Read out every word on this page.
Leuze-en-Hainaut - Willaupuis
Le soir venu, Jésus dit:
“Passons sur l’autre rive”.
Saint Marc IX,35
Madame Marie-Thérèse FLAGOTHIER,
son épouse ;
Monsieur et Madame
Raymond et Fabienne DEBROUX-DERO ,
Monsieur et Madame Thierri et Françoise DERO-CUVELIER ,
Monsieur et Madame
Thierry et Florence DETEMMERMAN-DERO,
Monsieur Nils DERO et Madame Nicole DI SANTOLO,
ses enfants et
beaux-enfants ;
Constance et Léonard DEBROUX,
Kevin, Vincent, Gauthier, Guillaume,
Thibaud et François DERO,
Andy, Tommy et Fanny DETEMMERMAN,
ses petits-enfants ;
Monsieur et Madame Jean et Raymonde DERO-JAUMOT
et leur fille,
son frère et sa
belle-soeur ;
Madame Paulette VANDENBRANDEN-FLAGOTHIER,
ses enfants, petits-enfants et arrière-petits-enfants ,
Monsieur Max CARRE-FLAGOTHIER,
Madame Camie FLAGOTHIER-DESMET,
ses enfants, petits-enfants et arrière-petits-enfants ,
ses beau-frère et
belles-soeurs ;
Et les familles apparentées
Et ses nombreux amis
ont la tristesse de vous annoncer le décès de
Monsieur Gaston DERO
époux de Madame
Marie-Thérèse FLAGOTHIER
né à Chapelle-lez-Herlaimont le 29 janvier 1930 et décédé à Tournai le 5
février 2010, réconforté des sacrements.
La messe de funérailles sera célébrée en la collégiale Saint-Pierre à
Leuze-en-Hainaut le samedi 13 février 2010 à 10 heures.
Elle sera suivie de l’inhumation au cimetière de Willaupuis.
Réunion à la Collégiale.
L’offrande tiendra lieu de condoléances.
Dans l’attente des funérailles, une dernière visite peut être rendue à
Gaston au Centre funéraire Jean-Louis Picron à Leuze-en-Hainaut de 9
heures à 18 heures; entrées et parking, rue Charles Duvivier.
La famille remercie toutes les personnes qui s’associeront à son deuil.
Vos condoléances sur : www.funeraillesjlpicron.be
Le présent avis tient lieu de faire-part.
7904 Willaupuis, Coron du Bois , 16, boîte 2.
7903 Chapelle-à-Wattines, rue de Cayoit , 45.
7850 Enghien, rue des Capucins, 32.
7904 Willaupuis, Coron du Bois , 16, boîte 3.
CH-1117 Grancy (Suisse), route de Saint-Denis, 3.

| WRITTEN EXERCISE |
Retype the material in full. Each word must match.

| COMPLETE OUTPUT |
Read out every word on this page.
Leuze-en-Hainaut - Willaupuis
Le soir venu, Jésus dit:
“Passons sur l’autre rive”.
Saint Marc IX,35
Madame Marie-Thérèse FLAGOTHIER,
son épouse ;
Monsieur et Madame
Raymond et Fabienne DEBROUX-DERO ,
Monsieur et Madame Thierri et Françoise DERO-CUVELIER ,
Monsieur et Madame
Thierry et Florence DETEMMERMAN-DERO,
Monsieur Nils DERO et Madame Nicole DI SANTOLO,
ses enfants et
beaux-enfants ;
Constance et Léonard DEBROUX,
Kevin, Vincent, Gauthier, Guillaume,
Thibaud et François DERO,
Andy, Tommy et Fanny DETEMMERMAN,
ses petits-enfants ;
Monsieur et Madame Jean et Raymonde DERO-JAUMOT
et leur fille,
son frère et sa
belle-soeur ;
Madame Paulette VANDENBRANDEN-FLAGOTHIER,
ses enfants, petits-enfants et arrière-petits-enfants ,
Monsieur Max CARRE-FLAGOTHIER,
Madame Camie FLAGOTHIER-DESMET,
ses enfants, petits-enfants et arrière-petits-enfants ,
ses beau-frère et
belles-soeurs ;
Et les familles apparentées
Et ses nombreux amis
ont la tristesse de vous annoncer le décès de
Monsieur Gaston DERO
époux de Madame
Marie-Thérèse FLAGOTHIER
né à Chapelle-lez-Herlaimont le 29 janvier 1930 et décédé à Tournai le 5
février 2010, réconforté des sacrements.
La messe de funérailles sera célébrée en la collégiale Saint-Pierre à
Leuze-en-Hainaut le samedi 13 février 2010 à 10 heures.
Elle sera suivie de l’inhumation au cimetière de Willaupuis.
Réunion à la Collégiale.
L’offrande tiendra lieu de condoléances.
Dans l’attente des funérailles, une dernière visite peut être rendue à
Gaston au Centre funéraire Jean-Louis Picron à Leuze-en-Hainaut de 9
heures à 18 heures; entrées et parking, rue Charles Duvivier.
La famille remercie toutes les personnes qui s’associeront à son deuil.
Vos condoléances sur : www.funeraillesjlpicron.be
Le présent avis tient lieu de faire-part.
7904 Willaupuis, Coron du Bois , 16, boîte 2.
7903 Chapelle-à-Wattines, rue de Cayoit , 45.
7850 Enghien, rue des Capucins, 32.
7904 Willaupuis, Coron du Bois , 16, boîte 3.
CH-1117 Grancy (Suisse), route de Saint-Denis, 3.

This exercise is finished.